Under this task are some entries; return every one of them exactly.

Stored data:
========================================

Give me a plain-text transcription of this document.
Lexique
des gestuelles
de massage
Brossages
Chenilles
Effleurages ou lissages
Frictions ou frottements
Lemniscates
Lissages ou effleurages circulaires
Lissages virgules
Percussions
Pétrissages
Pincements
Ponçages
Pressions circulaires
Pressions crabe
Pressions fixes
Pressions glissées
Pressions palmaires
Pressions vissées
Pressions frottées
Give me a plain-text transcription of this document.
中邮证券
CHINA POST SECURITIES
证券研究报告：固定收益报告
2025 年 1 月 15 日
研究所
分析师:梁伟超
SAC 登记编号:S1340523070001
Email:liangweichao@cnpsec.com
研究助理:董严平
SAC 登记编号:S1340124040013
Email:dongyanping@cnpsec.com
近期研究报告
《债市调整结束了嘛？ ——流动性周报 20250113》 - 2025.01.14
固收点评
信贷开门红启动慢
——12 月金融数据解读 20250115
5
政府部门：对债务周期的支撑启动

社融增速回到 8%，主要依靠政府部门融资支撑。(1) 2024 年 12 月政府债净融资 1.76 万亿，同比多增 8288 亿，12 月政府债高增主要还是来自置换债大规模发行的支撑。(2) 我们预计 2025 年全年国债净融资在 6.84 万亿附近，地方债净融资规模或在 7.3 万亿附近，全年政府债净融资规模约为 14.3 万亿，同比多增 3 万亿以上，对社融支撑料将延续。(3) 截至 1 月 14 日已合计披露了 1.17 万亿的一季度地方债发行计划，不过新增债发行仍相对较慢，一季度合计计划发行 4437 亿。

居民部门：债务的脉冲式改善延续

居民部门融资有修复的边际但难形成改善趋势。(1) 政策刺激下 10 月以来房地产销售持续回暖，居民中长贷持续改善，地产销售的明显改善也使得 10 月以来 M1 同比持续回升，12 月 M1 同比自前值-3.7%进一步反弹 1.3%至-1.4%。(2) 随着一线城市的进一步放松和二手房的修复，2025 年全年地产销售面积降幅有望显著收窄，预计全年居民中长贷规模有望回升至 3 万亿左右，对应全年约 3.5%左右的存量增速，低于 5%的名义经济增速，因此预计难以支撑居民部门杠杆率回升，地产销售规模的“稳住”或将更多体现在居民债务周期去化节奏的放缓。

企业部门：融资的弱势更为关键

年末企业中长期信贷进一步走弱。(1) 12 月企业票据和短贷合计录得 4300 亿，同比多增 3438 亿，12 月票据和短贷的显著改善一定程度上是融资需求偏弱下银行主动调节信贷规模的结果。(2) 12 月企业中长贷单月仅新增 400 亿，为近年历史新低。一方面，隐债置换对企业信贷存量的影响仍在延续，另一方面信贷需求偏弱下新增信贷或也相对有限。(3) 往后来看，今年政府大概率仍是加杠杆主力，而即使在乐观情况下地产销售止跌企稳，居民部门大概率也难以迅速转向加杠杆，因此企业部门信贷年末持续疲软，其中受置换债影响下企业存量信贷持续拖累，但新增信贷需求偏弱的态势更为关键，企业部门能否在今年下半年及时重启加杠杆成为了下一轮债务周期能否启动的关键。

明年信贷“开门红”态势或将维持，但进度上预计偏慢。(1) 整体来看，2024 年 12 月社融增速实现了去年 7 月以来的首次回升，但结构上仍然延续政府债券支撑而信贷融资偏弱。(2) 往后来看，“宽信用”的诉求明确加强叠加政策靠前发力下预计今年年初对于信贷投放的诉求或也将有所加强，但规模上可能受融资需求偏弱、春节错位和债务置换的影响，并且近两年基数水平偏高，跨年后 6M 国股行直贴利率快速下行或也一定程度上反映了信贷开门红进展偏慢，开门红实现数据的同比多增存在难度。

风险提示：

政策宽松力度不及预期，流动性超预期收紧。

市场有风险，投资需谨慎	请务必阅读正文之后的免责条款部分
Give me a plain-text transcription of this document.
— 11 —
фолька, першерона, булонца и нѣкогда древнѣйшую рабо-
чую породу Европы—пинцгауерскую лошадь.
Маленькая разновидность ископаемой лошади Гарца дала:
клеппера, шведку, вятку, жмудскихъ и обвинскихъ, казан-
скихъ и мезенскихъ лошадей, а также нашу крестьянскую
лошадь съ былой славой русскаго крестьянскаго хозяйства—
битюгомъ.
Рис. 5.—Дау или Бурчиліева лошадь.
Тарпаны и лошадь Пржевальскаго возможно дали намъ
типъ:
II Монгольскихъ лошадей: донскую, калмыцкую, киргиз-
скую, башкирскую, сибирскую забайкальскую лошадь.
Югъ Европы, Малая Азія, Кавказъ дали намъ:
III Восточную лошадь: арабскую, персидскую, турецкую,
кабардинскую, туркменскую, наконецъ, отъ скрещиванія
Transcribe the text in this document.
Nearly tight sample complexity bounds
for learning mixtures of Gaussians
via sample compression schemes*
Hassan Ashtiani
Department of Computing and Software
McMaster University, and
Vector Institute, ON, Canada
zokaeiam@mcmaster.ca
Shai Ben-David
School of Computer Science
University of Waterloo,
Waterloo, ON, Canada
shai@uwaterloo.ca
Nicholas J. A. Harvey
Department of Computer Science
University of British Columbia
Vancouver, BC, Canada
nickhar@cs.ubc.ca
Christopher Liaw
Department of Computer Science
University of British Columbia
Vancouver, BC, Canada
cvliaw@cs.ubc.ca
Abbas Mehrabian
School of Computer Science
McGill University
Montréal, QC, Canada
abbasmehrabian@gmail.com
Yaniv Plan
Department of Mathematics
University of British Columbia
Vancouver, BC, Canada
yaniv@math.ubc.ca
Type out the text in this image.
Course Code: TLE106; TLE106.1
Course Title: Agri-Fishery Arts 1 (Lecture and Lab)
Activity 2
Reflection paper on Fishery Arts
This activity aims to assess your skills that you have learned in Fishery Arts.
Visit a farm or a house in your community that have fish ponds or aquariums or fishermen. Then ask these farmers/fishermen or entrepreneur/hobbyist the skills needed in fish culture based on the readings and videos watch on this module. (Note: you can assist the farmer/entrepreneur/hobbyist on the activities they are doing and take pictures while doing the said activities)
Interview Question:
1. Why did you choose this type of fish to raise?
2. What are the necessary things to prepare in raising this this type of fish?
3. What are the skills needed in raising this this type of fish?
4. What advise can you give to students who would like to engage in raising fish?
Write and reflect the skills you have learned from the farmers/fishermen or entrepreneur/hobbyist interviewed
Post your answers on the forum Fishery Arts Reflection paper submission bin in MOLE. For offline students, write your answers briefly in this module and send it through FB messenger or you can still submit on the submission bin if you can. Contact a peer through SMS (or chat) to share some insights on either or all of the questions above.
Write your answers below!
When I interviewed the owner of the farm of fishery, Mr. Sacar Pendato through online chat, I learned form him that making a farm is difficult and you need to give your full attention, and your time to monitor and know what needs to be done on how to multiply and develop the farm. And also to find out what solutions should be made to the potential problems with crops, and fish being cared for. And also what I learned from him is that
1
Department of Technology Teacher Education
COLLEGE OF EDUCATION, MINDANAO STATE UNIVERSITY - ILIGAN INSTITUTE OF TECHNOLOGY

========================================

ANSWER BELOW:
Give me a plain-text transcription of this document.
Lexique
des gestuelles
de massage
Brossages
Chenilles
Effleurages ou lissages
Frictions ou frottements
Lemniscates
Lissages ou effleurages circulaires
Lissages virgules
Percussions
Pétrissages
Pincements
Ponçages
Pressions circulaires
Pressions crabe
Pressions fixes
Pressions glissées
Pressions palmaires
Pressions vissées
Pressions frottées
Give me a plain-text transcription of this document.
中邮证券
CHINA POST SECURITIES
证券研究报告：固定收益报告
2025 年 1 月 15 日
研究所
分析师:梁伟超
SAC 登记编号:S1340523070001
Email:liangweichao@cnpsec.com
研究助理:董严平
SAC 登记编号:S1340124040013
Email:dongyanping@cnpsec.com
近期研究报告
《债市调整结束了嘛？ ——流动性周报 20250113》 - 2025.01.14
固收点评
信贷开门红启动慢
——12 月金融数据解读 20250115
5
政府部门：对债务周期的支撑启动

社融增速回到 8%，主要依靠政府部门融资支撑。(1) 2024 年 12 月政府债净融资 1.76 万亿，同比多增 8288 亿，12 月政府债高增主要还是来自置换债大规模发行的支撑。(2) 我们预计 2025 年全年国债净融资在 6.84 万亿附近，地方债净融资规模或在 7.3 万亿附近，全年政府债净融资规模约为 14.3 万亿，同比多增 3 万亿以上，对社融支撑料将延续。(3) 截至 1 月 14 日已合计披露了 1.17 万亿的一季度地方债发行计划，不过新增债发行仍相对较慢，一季度合计计划发行 4437 亿。

居民部门：债务的脉冲式改善延续

居民部门融资有修复的边际但难形成改善趋势。(1) 政策刺激下 10 月以来房地产销售持续回暖，居民中长贷持续改善，地产销售的明显改善也使得 10 月以来 M1 同比持续回升，12 月 M1 同比自前值-3.7%进一步反弹 1.3%至-1.4%。(2) 随着一线城市的进一步放松和二手房的修复，2025 年全年地产销售面积降幅有望显著收窄，预计全年居民中长贷规模有望回升至 3 万亿左右，对应全年约 3.5%左右的存量增速，低于 5%的名义经济增速，因此预计难以支撑居民部门杠杆率回升，地产销售规模的“稳住”或将更多体现在居民债务周期去化节奏的放缓。

企业部门：融资的弱势更为关键

年末企业中长期信贷进一步走弱。(1) 12 月企业票据和短贷合计录得 4300 亿，同比多增 3438 亿，12 月票据和短贷的显著改善一定程度上是融资需求偏弱下银行主动调节信贷规模的结果。(2) 12 月企业中长贷单月仅新增 400 亿，为近年历史新低。一方面，隐债置换对企业信贷存量的影响仍在延续，另一方面信贷需求偏弱下新增信贷或也相对有限。(3) 往后来看，今年政府大概率仍是加杠杆主力，而即使在乐观情况下地产销售止跌企稳，居民部门大概率也难以迅速转向加杠杆，因此企业部门信贷年末持续疲软，其中受置换债影响下企业存量信贷持续拖累，但新增信贷需求偏弱的态势更为关键，企业部门能否在今年下半年及时重启加杠杆成为了下一轮债务周期能否启动的关键。

明年信贷“开门红”态势或将维持，但进度上预计偏慢。(1) 整体来看，2024 年 12 月社融增速实现了去年 7 月以来的首次回升，但结构上仍然延续政府债券支撑而信贷融资偏弱。(2) 往后来看，“宽信用”的诉求明确加强叠加政策靠前发力下预计今年年初对于信贷投放的诉求或也将有所加强，但规模上可能受融资需求偏弱、春节错位和债务置换的影响，并且近两年基数水平偏高，跨年后 6M 国股行直贴利率快速下行或也一定程度上反映了信贷开门红进展偏慢，开门红实现数据的同比多增存在难度。

风险提示：

政策宽松力度不及预期，流动性超预期收紧。

市场有风险，投资需谨慎	请务必阅读正文之后的免责条款部分
Give me a plain-text transcription of this document.
— 11 —
фолька, першерона, булонца и нѣкогда древнѣйшую рабо-
чую породу Европы—пинцгауерскую лошадь.
Маленькая разновидность ископаемой лошади Гарца дала:
клеппера, шведку, вятку, жмудскихъ и обвинскихъ, казан-
скихъ и мезенскихъ лошадей, а также нашу крестьянскую
лошадь съ былой славой русскаго крестьянскаго хозяйства—
битюгомъ.
Рис. 5.—Дау или Бурчиліева лошадь.
Тарпаны и лошадь Пржевальскаго возможно дали намъ
типъ:
II Монгольскихъ лошадей: донскую, калмыцкую, киргиз-
скую, башкирскую, сибирскую забайкальскую лошадь.
Югъ Европы, Малая Азія, Кавказъ дали намъ:
III Восточную лошадь: арабскую, персидскую, турецкую,
кабардинскую, туркменскую, наконецъ, отъ скрещиванія
Transcribe the text in this document.
Nearly tight sample complexity bounds
for learning mixtures of Gaussians
via sample compression schemes*
Hassan Ashtiani
Department of Computing and Software
McMaster University, and
Vector Institute, ON, Canada
zokaeiam@mcmaster.ca
Shai Ben-David
School of Computer Science
University of Waterloo,
Waterloo, ON, Canada
shai@uwaterloo.ca
Nicholas J. A. Harvey
Department of Computer Science
University of British Columbia
Vancouver, BC, Canada
nickhar@cs.ubc.ca
Christopher Liaw
Department of Computer Science
University of British Columbia
Vancouver, BC, Canada
cvliaw@cs.ubc.ca
Abbas Mehrabian
School of Computer Science
McGill University
Montréal, QC, Canada
abbasmehrabian@gmail.com
Yaniv Plan
Department of Mathematics
University of British Columbia
Vancouver, BC, Canada
yaniv@math.ubc.ca
Type out the text in this image.
Course Code: TLE106; TLE106.1
Course Title: Agri-Fishery Arts 1 (Lecture and Lab)
Activity 2
Reflection paper on Fishery Arts
This activity aims to assess your skills that you have learned in Fishery Arts.
Visit a farm or a house in your community that have fish ponds or aquariums or fishermen. Then ask these farmers/fishermen or entrepreneur/hobbyist the skills needed in fish culture based on the readings and videos watch on this module. (Note: you can assist the farmer/entrepreneur/hobbyist on the activities they are doing and take pictures while doing the said activities)
Interview Question:
1. Why did you choose this type of fish to raise?
2. What are the necessary things to prepare in raising this this type of fish?
3. What are the skills needed in raising this this type of fish?
4. What advise can you give to students who would like to engage in raising fish?
Write and reflect the skills you have learned from the farmers/fishermen or entrepreneur/hobbyist interviewed
Post your answers on the forum Fishery Arts Reflection paper submission bin in MOLE. For offline students, write your answers briefly in this module and send it through FB messenger or you can still submit on the submission bin if you can. Contact a peer through SMS (or chat) to share some insights on either or all of the questions above.
Write your answers below!
When I interviewed the owner of the farm of fishery, Mr. Sacar Pendato through online chat, I learned form him that making a farm is difficult and you need to give your full attention, and your time to monitor and know what needs to be done on how to multiply and develop the farm. And also to find out what solutions should be made to the potential problems with crops, and fish being cared for. And also what I learned from him is that
1
Department of Technology Teacher Education
COLLEGE OF EDUCATION, MINDANAO STATE UNIVERSITY - ILIGAN INSTITUTE OF TECHNOLOGY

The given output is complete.